Keep the pictures out of the copy and print all the entries below exactly.

[Start of MATERIAL FOR THIS TASK]

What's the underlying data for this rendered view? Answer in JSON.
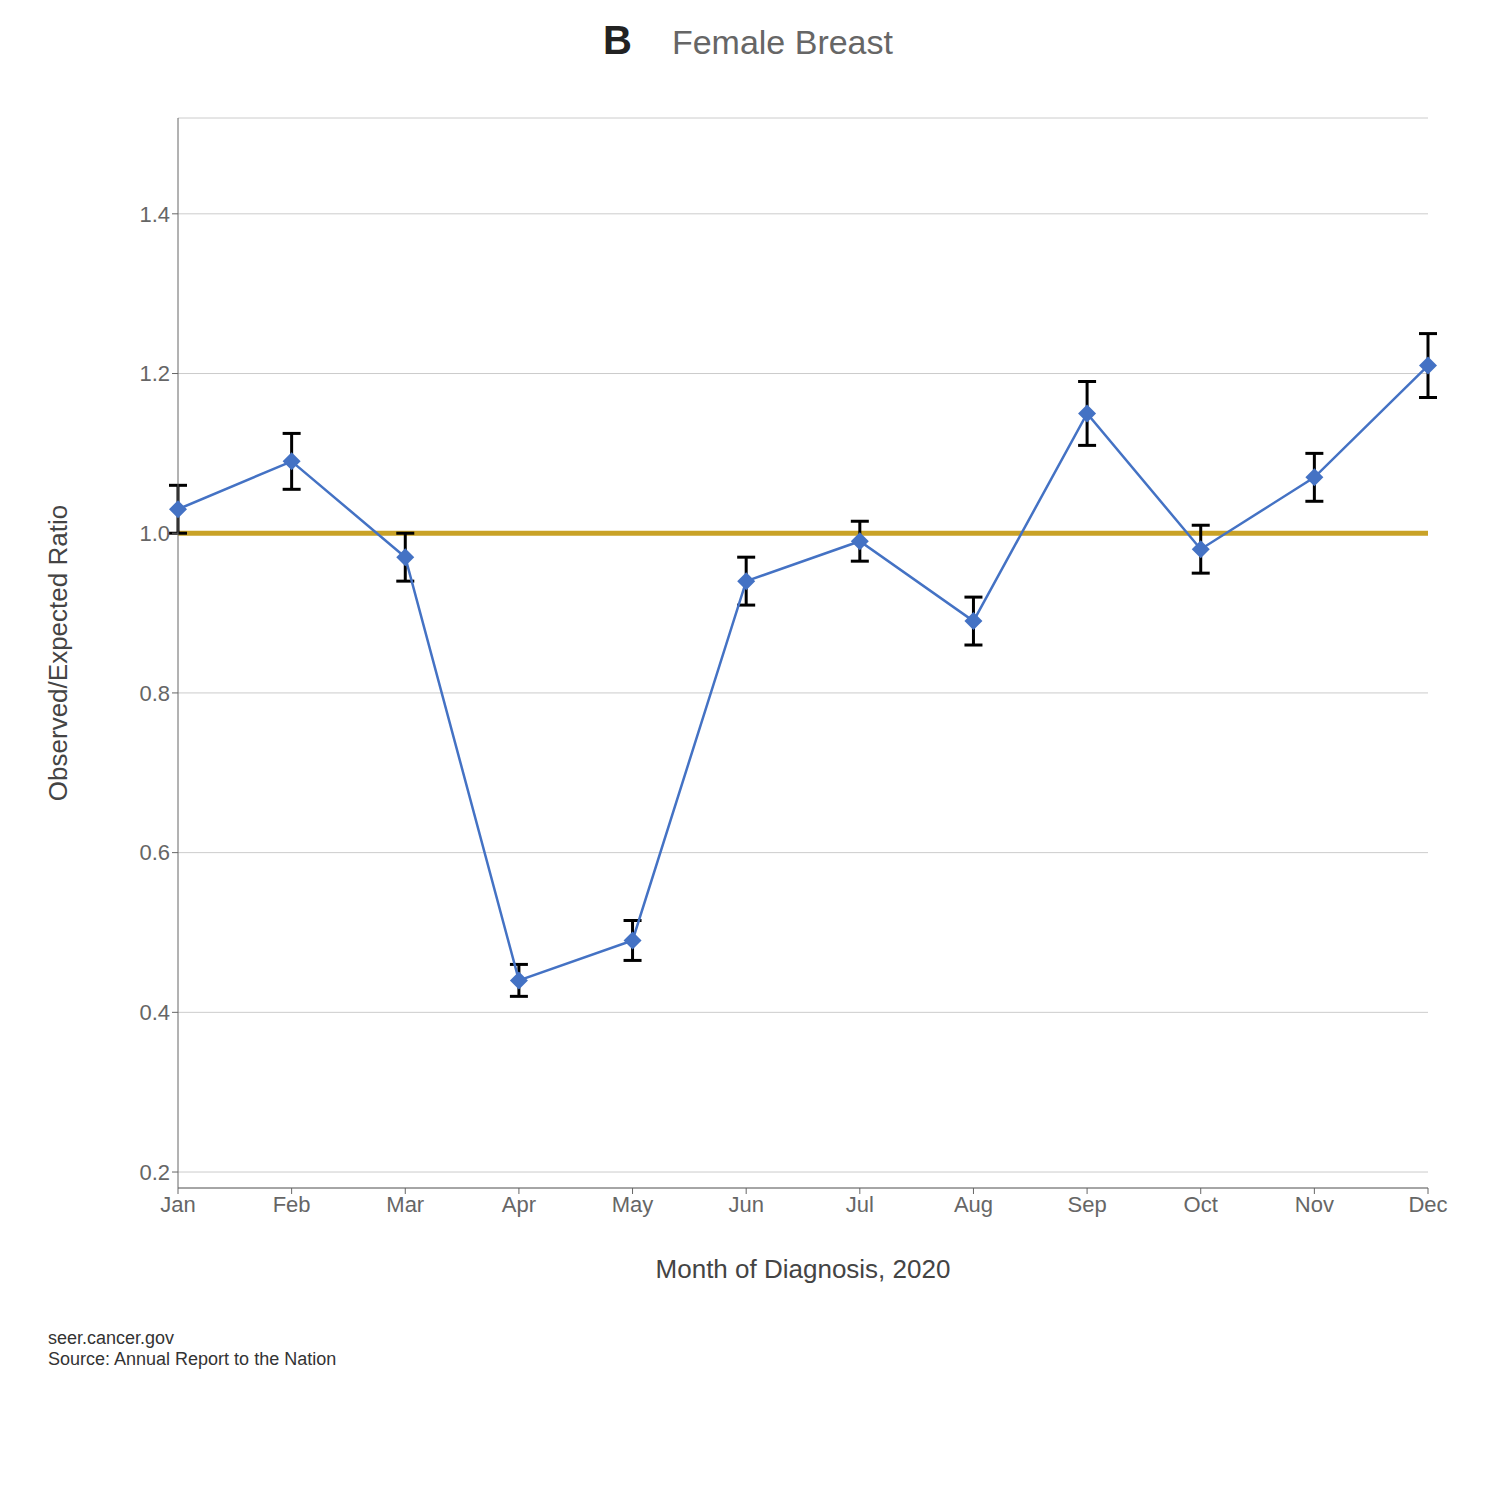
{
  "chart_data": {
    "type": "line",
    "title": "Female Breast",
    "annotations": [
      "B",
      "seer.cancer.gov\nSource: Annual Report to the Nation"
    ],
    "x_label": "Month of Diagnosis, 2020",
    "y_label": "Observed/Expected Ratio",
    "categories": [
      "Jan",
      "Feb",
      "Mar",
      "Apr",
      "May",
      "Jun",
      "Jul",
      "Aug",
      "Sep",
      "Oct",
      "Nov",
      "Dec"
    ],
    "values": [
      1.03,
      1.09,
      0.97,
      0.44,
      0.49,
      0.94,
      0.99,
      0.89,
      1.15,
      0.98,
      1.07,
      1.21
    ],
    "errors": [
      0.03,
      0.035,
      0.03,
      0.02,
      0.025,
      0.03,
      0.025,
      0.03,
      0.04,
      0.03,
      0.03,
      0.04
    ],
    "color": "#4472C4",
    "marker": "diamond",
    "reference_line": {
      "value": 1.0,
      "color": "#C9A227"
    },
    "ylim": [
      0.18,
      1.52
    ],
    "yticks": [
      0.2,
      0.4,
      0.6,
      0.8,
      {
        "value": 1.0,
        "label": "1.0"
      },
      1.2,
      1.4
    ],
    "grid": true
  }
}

[End of MATERIAL FOR THIS TASK]

### OUTPUT FOR THIS TASK
What's the underlying data for this rendered view? Answer in JSON.
{
  "chart_data": {
    "type": "line",
    "title": "Female Breast",
    "annotations": [
      "B",
      "seer.cancer.gov\nSource: Annual Report to the Nation"
    ],
    "x_label": "Month of Diagnosis, 2020",
    "y_label": "Observed/Expected Ratio",
    "categories": [
      "Jan",
      "Feb",
      "Mar",
      "Apr",
      "May",
      "Jun",
      "Jul",
      "Aug",
      "Sep",
      "Oct",
      "Nov",
      "Dec"
    ],
    "values": [
      1.03,
      1.09,
      0.97,
      0.44,
      0.49,
      0.94,
      0.99,
      0.89,
      1.15,
      0.98,
      1.07,
      1.21
    ],
    "errors": [
      0.03,
      0.035,
      0.03,
      0.02,
      0.025,
      0.03,
      0.025,
      0.03,
      0.04,
      0.03,
      0.03,
      0.04
    ],
    "color": "#4472C4",
    "marker": "diamond",
    "reference_line": {
      "value": 1.0,
      "color": "#C9A227"
    },
    "ylim": [
      0.18,
      1.52
    ],
    "yticks": [
      0.2,
      0.4,
      0.6,
      0.8,
      {
        "value": 1.0,
        "label": "1.0"
      },
      1.2,
      1.4
    ],
    "grid": true
  }
}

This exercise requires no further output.